Data items:
#####

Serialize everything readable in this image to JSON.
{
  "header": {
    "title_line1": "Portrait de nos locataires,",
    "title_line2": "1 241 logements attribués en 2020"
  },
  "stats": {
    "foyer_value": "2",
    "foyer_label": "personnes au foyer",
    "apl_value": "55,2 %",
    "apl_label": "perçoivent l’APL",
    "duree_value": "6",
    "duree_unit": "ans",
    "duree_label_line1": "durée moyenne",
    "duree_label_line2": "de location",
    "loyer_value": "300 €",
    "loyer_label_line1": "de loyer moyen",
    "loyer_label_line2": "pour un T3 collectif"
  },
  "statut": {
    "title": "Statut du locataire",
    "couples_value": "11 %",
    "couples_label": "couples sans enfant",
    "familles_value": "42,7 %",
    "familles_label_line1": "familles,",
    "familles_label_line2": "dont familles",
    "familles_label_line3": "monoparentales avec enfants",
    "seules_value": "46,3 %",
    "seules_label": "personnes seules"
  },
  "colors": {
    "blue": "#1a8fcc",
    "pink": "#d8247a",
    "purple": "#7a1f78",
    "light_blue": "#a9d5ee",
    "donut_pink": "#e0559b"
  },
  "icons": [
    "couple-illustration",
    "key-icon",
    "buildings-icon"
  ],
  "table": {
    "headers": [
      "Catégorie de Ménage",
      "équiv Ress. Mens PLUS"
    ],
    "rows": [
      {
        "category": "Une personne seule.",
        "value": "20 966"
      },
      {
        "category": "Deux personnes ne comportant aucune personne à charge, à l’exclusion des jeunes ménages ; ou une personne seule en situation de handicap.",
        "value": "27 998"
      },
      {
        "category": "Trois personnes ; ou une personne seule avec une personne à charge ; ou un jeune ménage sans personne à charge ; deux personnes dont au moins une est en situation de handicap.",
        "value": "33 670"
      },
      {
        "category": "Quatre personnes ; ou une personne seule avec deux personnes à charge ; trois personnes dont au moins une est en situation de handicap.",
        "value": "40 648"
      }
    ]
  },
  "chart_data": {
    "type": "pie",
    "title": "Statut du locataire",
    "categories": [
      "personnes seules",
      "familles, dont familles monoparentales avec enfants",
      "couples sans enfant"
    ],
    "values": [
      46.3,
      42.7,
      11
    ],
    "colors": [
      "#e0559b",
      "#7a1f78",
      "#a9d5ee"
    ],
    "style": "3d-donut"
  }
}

#####

- **SHORT PROBLEM**
Return each line of the records above exactly as it reads.

- **RIGHT ANSWER**
Serialize everything readable in this image to JSON.
{
  "header": {
    "title_line1": "Portrait de nos locataires,",
    "title_line2": "1 241 logements attribués en 2020"
  },
  "stats": {
    "foyer_value": "2",
    "foyer_label": "personnes au foyer",
    "apl_value": "55,2 %",
    "apl_label": "perçoivent l’APL",
    "duree_value": "6",
    "duree_unit": "ans",
    "duree_label_line1": "durée moyenne",
    "duree_label_line2": "de location",
    "loyer_value": "300 €",
    "loyer_label_line1": "de loyer moyen",
    "loyer_label_line2": "pour un T3 collectif"
  },
  "statut": {
    "title": "Statut du locataire",
    "couples_value": "11 %",
    "couples_label": "couples sans enfant",
    "familles_value": "42,7 %",
    "familles_label_line1": "familles,",
    "familles_label_line2": "dont familles",
    "familles_label_line3": "monoparentales avec enfants",
    "seules_value": "46,3 %",
    "seules_label": "personnes seules"
  },
  "colors": {
    "blue": "#1a8fcc",
    "pink": "#d8247a",
    "purple": "#7a1f78",
    "light_blue": "#a9d5ee",
    "donut_pink": "#e0559b"
  },
  "icons": [
    "couple-illustration",
    "key-icon",
    "buildings-icon"
  ],
  "table": {
    "headers": [
      "Catégorie de Ménage",
      "équiv Ress. Mens PLUS"
    ],
    "rows": [
      {
        "category": "Une personne seule.",
        "value": "20 966"
      },
      {
        "category": "Deux personnes ne comportant aucune personne à charge, à l’exclusion des jeunes ménages ; ou une personne seule en situation de handicap.",
        "value": "27 998"
      },
      {
        "category": "Trois personnes ; ou une personne seule avec une personne à charge ; ou un jeune ménage sans personne à charge ; deux personnes dont au moins une est en situation de handicap.",
        "value": "33 670"
      },
      {
        "category": "Quatre personnes ; ou une personne seule avec deux personnes à charge ; trois personnes dont au moins une est en situation de handicap.",
        "value": "40 648"
      }
    ]
  },
  "chart_data": {
    "type": "pie",
    "title": "Statut du locataire",
    "categories": [
      "personnes seules",
      "familles, dont familles monoparentales avec enfants",
      "couples sans enfant"
    ],
    "values": [
      46.3,
      42.7,
      11
    ],
    "colors": [
      "#e0559b",
      "#7a1f78",
      "#a9d5ee"
    ],
    "style": "3d-donut"
  }
}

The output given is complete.